• _Requirement_
Reproduce verbatim the entries from the line containing "toc-section-number: 第二节 xyxy=(77,235,126,255)" through the line containing "toc-entry-label: 涡轮战略 xyxy=(137,401,202,421)", inclusive.

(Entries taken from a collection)

* * * * *

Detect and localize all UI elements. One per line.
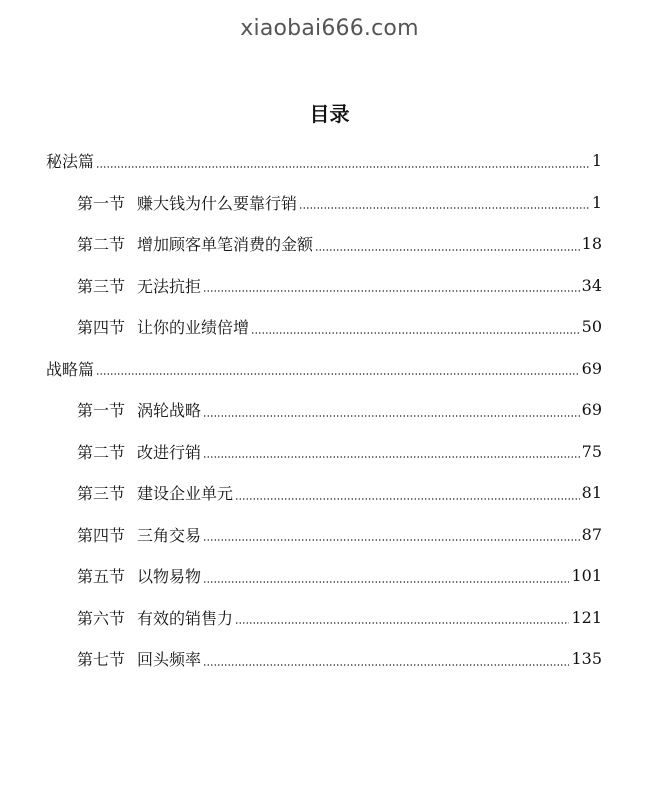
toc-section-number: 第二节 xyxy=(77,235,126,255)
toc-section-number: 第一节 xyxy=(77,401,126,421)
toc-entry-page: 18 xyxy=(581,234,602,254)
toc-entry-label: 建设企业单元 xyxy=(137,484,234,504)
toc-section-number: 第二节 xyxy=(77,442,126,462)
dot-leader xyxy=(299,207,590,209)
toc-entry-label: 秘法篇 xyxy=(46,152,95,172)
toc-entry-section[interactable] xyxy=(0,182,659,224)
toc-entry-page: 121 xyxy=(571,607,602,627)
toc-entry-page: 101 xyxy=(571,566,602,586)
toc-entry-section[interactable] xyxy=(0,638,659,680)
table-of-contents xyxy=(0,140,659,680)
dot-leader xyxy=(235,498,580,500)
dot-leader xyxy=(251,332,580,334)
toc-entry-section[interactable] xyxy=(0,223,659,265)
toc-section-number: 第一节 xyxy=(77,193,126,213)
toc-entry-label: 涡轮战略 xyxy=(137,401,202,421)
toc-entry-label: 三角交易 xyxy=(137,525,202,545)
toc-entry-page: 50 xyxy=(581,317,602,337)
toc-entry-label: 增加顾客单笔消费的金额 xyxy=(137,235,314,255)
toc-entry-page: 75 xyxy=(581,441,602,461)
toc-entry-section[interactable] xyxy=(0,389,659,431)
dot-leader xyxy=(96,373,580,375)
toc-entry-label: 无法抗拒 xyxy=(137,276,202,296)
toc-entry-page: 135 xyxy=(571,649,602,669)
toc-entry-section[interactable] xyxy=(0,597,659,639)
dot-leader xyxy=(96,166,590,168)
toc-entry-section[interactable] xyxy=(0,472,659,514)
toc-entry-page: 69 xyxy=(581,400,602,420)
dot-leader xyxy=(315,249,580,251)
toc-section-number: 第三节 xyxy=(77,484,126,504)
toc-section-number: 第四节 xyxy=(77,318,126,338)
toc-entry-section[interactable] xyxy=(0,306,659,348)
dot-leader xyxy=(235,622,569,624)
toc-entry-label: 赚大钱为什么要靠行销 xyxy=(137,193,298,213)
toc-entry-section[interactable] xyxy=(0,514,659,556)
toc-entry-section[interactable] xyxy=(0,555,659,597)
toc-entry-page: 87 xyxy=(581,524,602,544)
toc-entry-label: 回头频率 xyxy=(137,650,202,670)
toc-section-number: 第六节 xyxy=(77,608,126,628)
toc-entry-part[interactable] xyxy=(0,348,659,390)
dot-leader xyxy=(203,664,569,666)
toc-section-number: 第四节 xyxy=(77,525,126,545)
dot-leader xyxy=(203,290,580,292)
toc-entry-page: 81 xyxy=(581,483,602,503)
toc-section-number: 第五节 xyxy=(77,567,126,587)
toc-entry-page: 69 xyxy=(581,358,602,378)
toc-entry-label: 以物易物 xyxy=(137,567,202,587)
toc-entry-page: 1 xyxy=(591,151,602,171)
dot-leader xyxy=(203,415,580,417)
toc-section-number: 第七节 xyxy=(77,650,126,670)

* * * * *

• _Written answer_
toc-section-number: 第二节 xyxy=(77,235,126,255)
toc-section-number: 第一节 xyxy=(77,401,126,421)
toc-entry-page: 18 xyxy=(581,234,602,254)
toc-entry-label: 建设企业单元 xyxy=(137,484,234,504)
toc-section-number: 第二节 xyxy=(77,442,126,462)
dot-leader xyxy=(299,207,590,209)
toc-entry-label: 秘法篇 xyxy=(46,152,95,172)
toc-entry-section[interactable] xyxy=(0,182,659,224)
toc-entry-page: 121 xyxy=(571,607,602,627)
toc-entry-page: 101 xyxy=(571,566,602,586)
toc-entry-section[interactable] xyxy=(0,638,659,680)
table-of-contents xyxy=(0,140,659,680)
dot-leader xyxy=(235,498,580,500)
dot-leader xyxy=(251,332,580,334)
toc-entry-section[interactable] xyxy=(0,223,659,265)
toc-section-number: 第一节 xyxy=(77,193,126,213)
toc-entry-label: 涡轮战略 xyxy=(137,401,202,421)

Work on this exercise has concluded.